_PASSAGE SHOWN_.
##########

[XML-SIG] Processing xml files with ISO 8859-1 chars

Martin v. Loewis martin@v.loewis.de
Thu, 8 Nov 2001 10:59:32 +0100


> Sorry I don't know about all encodings. I don't think that there is a 
> principal problem to define encodings that use x00 for 'a'.

Well, there is: It wouldn't be an ASCII superset. Most real-life
encodings are ASCII supersets, unless they are EBCDIC
superset. Anything else would not survive long (except for special
markets, such as GSM short messages).

*This* specific encoding would have another problem: it wouldn't be C
compatible, since the \0 byte terminates a string, independent of the
encoding.

> I would speak of an encoding error if the content of a xml text is 
> erroneous with respect to the provided encoding info.
> So
> <?xml version="1.0" encoding="iso-8859-1"?>
> <bla>\129</bla>
> (where \... stands for the byte with decimal number ...)
> is incorrect, since \129 is not defined in iso-8859-1.
[Assuming you mean the character decimal 129 here; \129 is not
 a valid octal escape]

It certainly is. It represents the control character HOP (high octet
present), #x0081; see

http://208.56.196.240/misc/ISO-8859-1.HTML

*All* bytes are valid charaters in ISO-8859-1 (it is a common
misconception about Latin-1 that 128-159 are not defined).

Furthermore, this character (HOP) is even valid in XML character data:

Char    ::=    #x9 | #xA | #xD | 
               [#x20-#xD7FF] | 
               [#xE000-#xFFFD] | 
               [#x10000-#x10FFFF]

As you can see, only the low control block (C0) is partially excluded;
the high control block (C1, #x0080-#xx009F) is completely valid in XML
character data.

##########

_SUPPLIED RECORDS_.
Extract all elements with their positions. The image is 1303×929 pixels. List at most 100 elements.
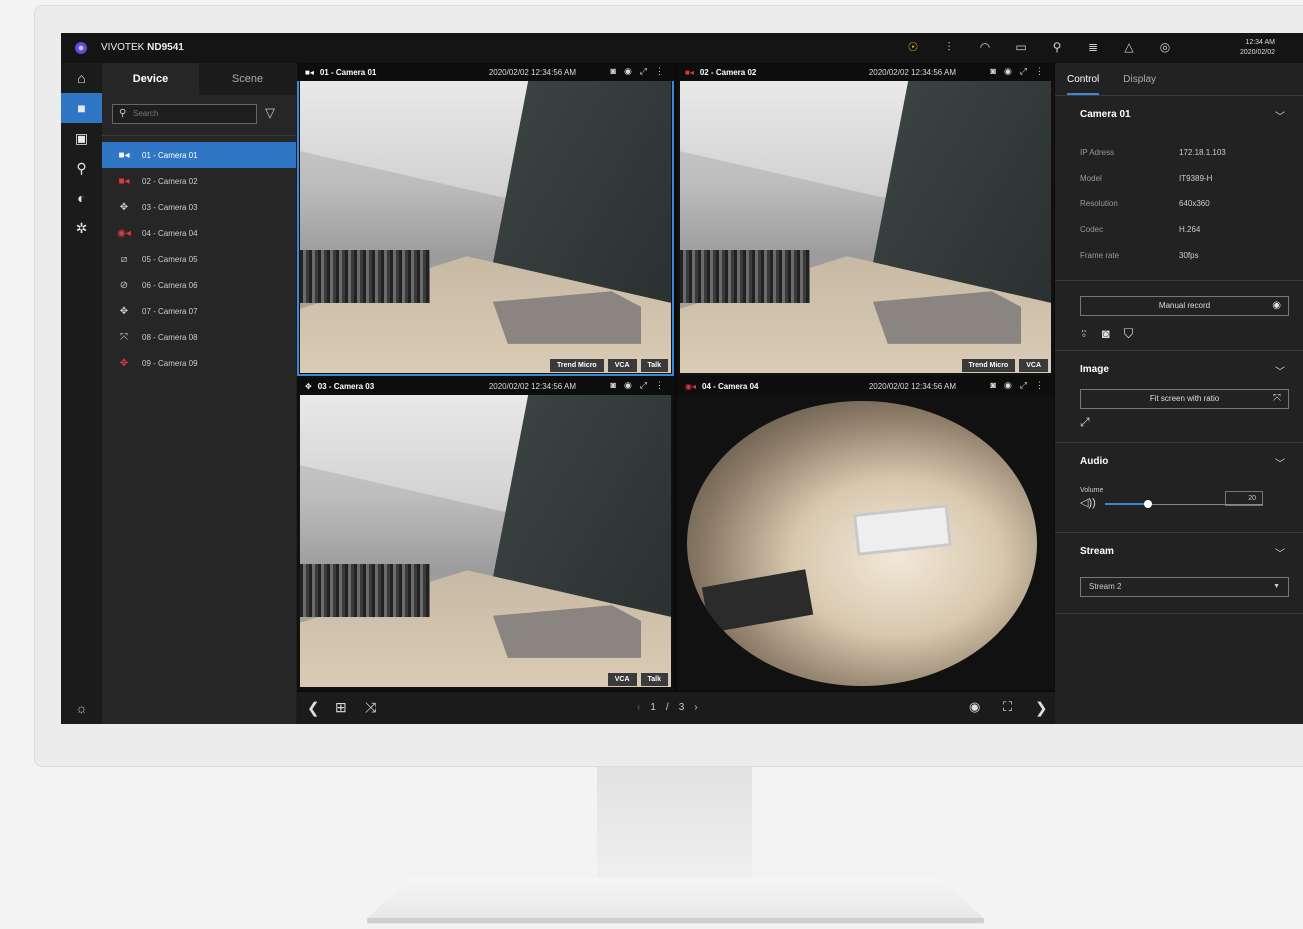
snapshot-icon[interactable]: ◙ bbox=[1102, 326, 1110, 342]
camera-list-item[interactable]: ◉◂ 04 - Camera 04 bbox=[102, 220, 296, 246]
more-icon[interactable]: ⋮ bbox=[655, 66, 664, 77]
section-title[interactable]: Stream bbox=[1080, 533, 1289, 571]
filter-icon[interactable]: ▽ bbox=[265, 105, 275, 121]
bookmark-icon[interactable]: ⛉ bbox=[1124, 326, 1134, 342]
camera-list-item[interactable]: ■◂ 02 - Camera 02 bbox=[102, 168, 296, 194]
badge-talk[interactable]: Talk bbox=[640, 673, 668, 686]
eye-icon[interactable]: ◉ bbox=[624, 66, 632, 77]
expand-icon[interactable]: ⤢ bbox=[1080, 415, 1289, 430]
badge-vca[interactable]: VCA bbox=[1019, 359, 1048, 372]
camera-list-item[interactable]: ✥ 07 - Camera 07 bbox=[102, 298, 296, 324]
section-title[interactable]: Audio bbox=[1080, 443, 1289, 481]
info-value: IT9389-H bbox=[1179, 173, 1213, 183]
screen-icon[interactable]: ▭ bbox=[1013, 39, 1029, 55]
badge-trend-micro[interactable]: Trend Micro bbox=[550, 359, 604, 372]
fullscreen-icon[interactable]: ⛶ bbox=[1003, 699, 1012, 715]
camera-info-section: Camera 01 ﹀ IP Adress 172.18.1.103 Model I… bbox=[1055, 96, 1303, 281]
brightness-icon[interactable]: ☼ bbox=[61, 700, 102, 716]
info-row: Resolution 640x360 bbox=[1080, 191, 1289, 217]
search-icon: ⚲ bbox=[119, 108, 127, 119]
video-grid: ■◂ 01 - Camera 01 2020/02/02 12:34:56 AM… bbox=[297, 63, 1055, 692]
volume-slider[interactable]: ◁)) bbox=[1080, 494, 1289, 514]
chevron-right-icon[interactable]: ❯ bbox=[1035, 699, 1048, 717]
camera-list-item[interactable]: ✥ 03 - Camera 03 bbox=[102, 194, 296, 220]
ptz-icon: ✥ bbox=[119, 201, 129, 213]
playback-icon[interactable]: ▣ bbox=[61, 123, 102, 153]
expand-icon[interactable]: ⤢ bbox=[1020, 380, 1027, 391]
shuffle-off-icon[interactable]: ⤨ bbox=[365, 699, 376, 716]
expand-icon[interactable]: ⤢ bbox=[640, 66, 647, 77]
camera-list-item[interactable]: ✥ 09 - Camera 09 bbox=[102, 350, 296, 376]
camera-list-item[interactable]: ⊘ 06 - Camera 06 bbox=[102, 272, 296, 298]
eye-icon[interactable]: ◉ bbox=[1004, 380, 1012, 391]
info-row: IP Adress 172.18.1.103 bbox=[1080, 140, 1289, 166]
chevron-down-icon[interactable]: ﹀ bbox=[1275, 108, 1285, 123]
layout-grid-icon[interactable]: ⊞ bbox=[335, 699, 347, 716]
camera-list-item[interactable]: ⤧ 08 - Camera 08 bbox=[102, 324, 296, 350]
eye-icon[interactable]: ◉ bbox=[1004, 66, 1012, 77]
section-title[interactable]: Image bbox=[1080, 351, 1289, 389]
tab-display[interactable]: Display bbox=[1123, 63, 1156, 95]
camera-offline-icon: ⧄ bbox=[120, 253, 128, 265]
chevron-down-icon[interactable]: ﹀ bbox=[1275, 455, 1285, 470]
snapshot-icon[interactable]: ◙ bbox=[611, 380, 616, 391]
eye-icon[interactable]: ◉ bbox=[624, 380, 632, 391]
tab-device[interactable]: Device bbox=[102, 63, 199, 95]
badge-talk[interactable]: Talk bbox=[640, 359, 668, 372]
page-prev-icon[interactable]: ‹ bbox=[637, 702, 640, 713]
camera-list-item[interactable]: ■◂ 01 - Camera 01 bbox=[102, 142, 296, 168]
camera-recording-icon: ■◂ bbox=[118, 175, 130, 187]
snapshot-icon[interactable]: ◙ bbox=[611, 66, 616, 77]
settings-icon[interactable]: ✲ bbox=[61, 213, 102, 243]
alert-icon[interactable]: ☉ bbox=[905, 39, 921, 55]
home-icon[interactable]: ⌂ bbox=[61, 63, 102, 93]
tile-camera-name: 03 - Camera 03 bbox=[317, 381, 375, 391]
snapshot-icon[interactable]: ◙ bbox=[991, 380, 996, 391]
grid-footer: ❮ ⊞ ⤨ ‹ 1 / 3 › ◉ ⛶ ❯ bbox=[297, 692, 1055, 724]
control-panel: Control Display Camera 01 ﹀ IP Adress 172… bbox=[1055, 63, 1303, 724]
microphone-icon[interactable]: ⍤ bbox=[1080, 326, 1088, 342]
badge-vca[interactable]: VCA bbox=[607, 673, 637, 686]
database-icon[interactable]: ≣ bbox=[1085, 39, 1101, 55]
tab-control[interactable]: Control bbox=[1067, 63, 1100, 95]
app-screen: VIVOTEK ND9541 ☉ ⫶ ◠ ▭ ⚲ ≣ △ ◎ 12:34 AM … bbox=[61, 33, 1303, 724]
badge-trend-micro[interactable]: Trend Micro bbox=[961, 359, 1016, 372]
page-next-icon[interactable]: › bbox=[694, 702, 697, 713]
video-tile[interactable]: ◉◂ 04 - Camera 04 2020/02/02 12:34:56 AM… bbox=[677, 377, 1054, 690]
info-key: Resolution bbox=[1080, 199, 1118, 209]
event-icon[interactable]: ◐ bbox=[61, 183, 102, 213]
tab-scene[interactable]: Scene bbox=[199, 63, 296, 95]
snapshot-icon[interactable]: ◙ bbox=[991, 66, 996, 77]
ptz-icon: ✥ bbox=[119, 305, 129, 317]
video-tile[interactable]: ✥ 03 - Camera 03 2020/02/02 12:34:56 AM … bbox=[297, 377, 674, 690]
chevron-left-icon[interactable]: ❮ bbox=[307, 699, 320, 717]
bell-icon[interactable]: △ bbox=[1121, 39, 1137, 55]
page-separator: / bbox=[665, 702, 669, 713]
more-icon[interactable]: ⋮ bbox=[1035, 380, 1044, 391]
more-icon[interactable]: ⋮ bbox=[655, 380, 664, 391]
camera-list: ■◂ 01 - Camera 01 ■◂ 02 - Camera 02 ✥ 03 - … bbox=[102, 142, 296, 376]
camera-icon[interactable]: ■ bbox=[61, 93, 102, 123]
expand-icon[interactable]: ⤢ bbox=[640, 380, 647, 391]
manual-record-button[interactable]: Manual record ◉ bbox=[1080, 295, 1289, 316]
video-tile[interactable]: ■◂ 01 - Camera 01 2020/02/02 12:34:56 AM… bbox=[297, 63, 674, 376]
search-icon[interactable]: ⚲ bbox=[61, 153, 102, 183]
section-title[interactable]: Camera 01 bbox=[1080, 96, 1289, 134]
badge-vca[interactable]: VCA bbox=[607, 359, 637, 372]
camera-feed-image bbox=[300, 395, 671, 687]
fit-screen-button[interactable]: Fit screen with ratio ⤧ bbox=[1080, 388, 1289, 409]
more-icon[interactable]: ⋮ bbox=[1035, 66, 1044, 77]
camera-list-item[interactable]: ⧄ 05 - Camera 05 bbox=[102, 246, 296, 272]
expand-icon[interactable]: ⤢ bbox=[1020, 66, 1027, 77]
volume-knob[interactable] bbox=[1143, 499, 1152, 508]
eye-icon[interactable]: ◉ bbox=[969, 699, 980, 715]
clock-time: 12:34 AM bbox=[1245, 39, 1275, 46]
usb-icon[interactable]: ⚲ bbox=[1049, 39, 1065, 55]
stream-select[interactable]: Stream 2 ▼ bbox=[1080, 576, 1289, 597]
user-icon[interactable]: ◎ bbox=[1157, 39, 1173, 55]
chevron-down-icon[interactable]: ﹀ bbox=[1275, 363, 1285, 378]
search-input[interactable]: Search bbox=[112, 104, 257, 124]
info-row: Frame rate 30fps bbox=[1080, 242, 1289, 268]
chevron-down-icon[interactable]: ﹀ bbox=[1275, 545, 1285, 560]
video-tile[interactable]: ■◂ 02 - Camera 02 2020/02/02 12:34:56 AM… bbox=[677, 63, 1054, 376]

##########

_REQUEST A_.
In the mailing-list post about XML and ISO 8859-1 characters, translate this sentence into Spanish: "Anything else would not survive long (except for special markets, such as GSM short messages)."
_REQUEST B_.
Pick up the mailing-list post about XML and ISO 8859-1 characters after its last sentence and keep writing it.

_TASK RESPONSE A_.
Cualquier otra cosa no sobreviviría mucho tiempo (salvo en mercados especiales, como los mensajes cortos GSM).

_TASK RESPONSE B_.
> Of course you cannot tell if a text in iso-latin1 is said to be
> encoded in iso-latin2 since they are formally equivalent (and you will
> output garbage if you convert that to unicode).

I cannot understand this statement. Latin-1 and Latin-2, are *not*
formally equivalent: even though they use the same bytes (namely, all
of them), but the bytes denote different characters.

> But that does not mean that you cannot check anything.

It seemed to me that you suggested that you can formally check whether
an input really is Latin-1; you cannot. You cannot formally check any
of the ISO-8859 encodings, unless you are presented with an EBCDIC
file, in which case even markup is encoded differently. You cannot
check UTF-16, either, unless you happen to run into a character that
has been excluded (such as an unpaired surrogate).

So I come back to my original claim: the only thing you can check in
practice is whether something could be UTF-8. Of course, it is even
possible to come up with a Latin-1 text that decodes as UTF-8
successfully.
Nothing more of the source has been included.